TASK TO CARRY OUT
Type out all the records word for word. Any pictures are to be left out.

INPUT
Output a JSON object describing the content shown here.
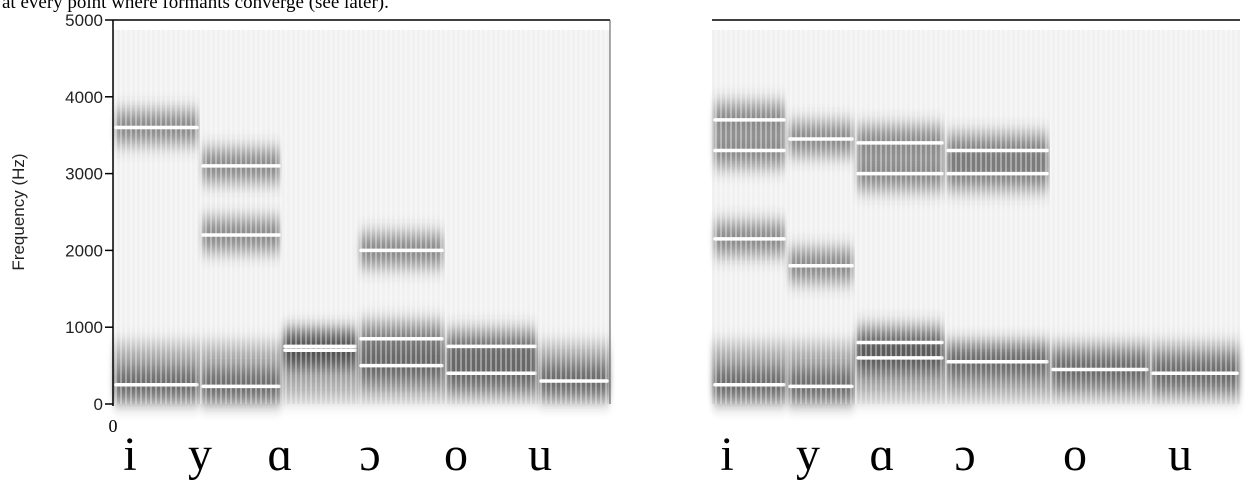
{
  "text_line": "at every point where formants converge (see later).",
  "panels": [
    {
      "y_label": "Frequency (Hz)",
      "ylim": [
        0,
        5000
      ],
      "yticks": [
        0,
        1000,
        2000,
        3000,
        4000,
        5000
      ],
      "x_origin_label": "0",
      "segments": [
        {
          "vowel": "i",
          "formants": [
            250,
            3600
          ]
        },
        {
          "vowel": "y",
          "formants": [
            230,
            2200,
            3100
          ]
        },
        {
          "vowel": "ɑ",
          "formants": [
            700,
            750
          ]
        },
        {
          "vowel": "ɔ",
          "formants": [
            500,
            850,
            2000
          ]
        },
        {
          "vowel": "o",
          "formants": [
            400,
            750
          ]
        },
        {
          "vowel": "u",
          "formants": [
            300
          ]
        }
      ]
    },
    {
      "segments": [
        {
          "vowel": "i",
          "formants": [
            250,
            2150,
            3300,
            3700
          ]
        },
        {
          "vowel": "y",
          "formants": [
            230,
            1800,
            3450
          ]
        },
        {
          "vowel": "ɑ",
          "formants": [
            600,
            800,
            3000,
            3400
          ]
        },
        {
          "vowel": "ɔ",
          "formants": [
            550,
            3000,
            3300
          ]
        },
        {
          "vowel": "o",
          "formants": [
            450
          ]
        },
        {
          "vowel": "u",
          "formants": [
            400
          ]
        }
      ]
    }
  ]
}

ANSWER FOR THE TASK
Output a JSON object describing the content shown here.
{
  "text_line": "at every point where formants converge (see later).",
  "panels": [
    {
      "y_label": "Frequency (Hz)",
      "ylim": [
        0,
        5000
      ],
      "yticks": [
        0,
        1000,
        2000,
        3000,
        4000,
        5000
      ],
      "x_origin_label": "0",
      "segments": [
        {
          "vowel": "i",
          "formants": [
            250,
            3600
          ]
        },
        {
          "vowel": "y",
          "formants": [
            230,
            2200,
            3100
          ]
        },
        {
          "vowel": "ɑ",
          "formants": [
            700,
            750
          ]
        },
        {
          "vowel": "ɔ",
          "formants": [
            500,
            850,
            2000
          ]
        },
        {
          "vowel": "o",
          "formants": [
            400,
            750
          ]
        },
        {
          "vowel": "u",
          "formants": [
            300
          ]
        }
      ]
    },
    {
      "segments": [
        {
          "vowel": "i",
          "formants": [
            250,
            2150,
            3300,
            3700
          ]
        },
        {
          "vowel": "y",
          "formants": [
            230,
            1800,
            3450
          ]
        },
        {
          "vowel": "ɑ",
          "formants": [
            600,
            800,
            3000,
            3400
          ]
        },
        {
          "vowel": "ɔ",
          "formants": [
            550,
            3000,
            3300
          ]
        },
        {
          "vowel": "o",
          "formants": [
            450
          ]
        },
        {
          "vowel": "u",
          "formants": [
            400
          ]
        }
      ]
    }
  ]
}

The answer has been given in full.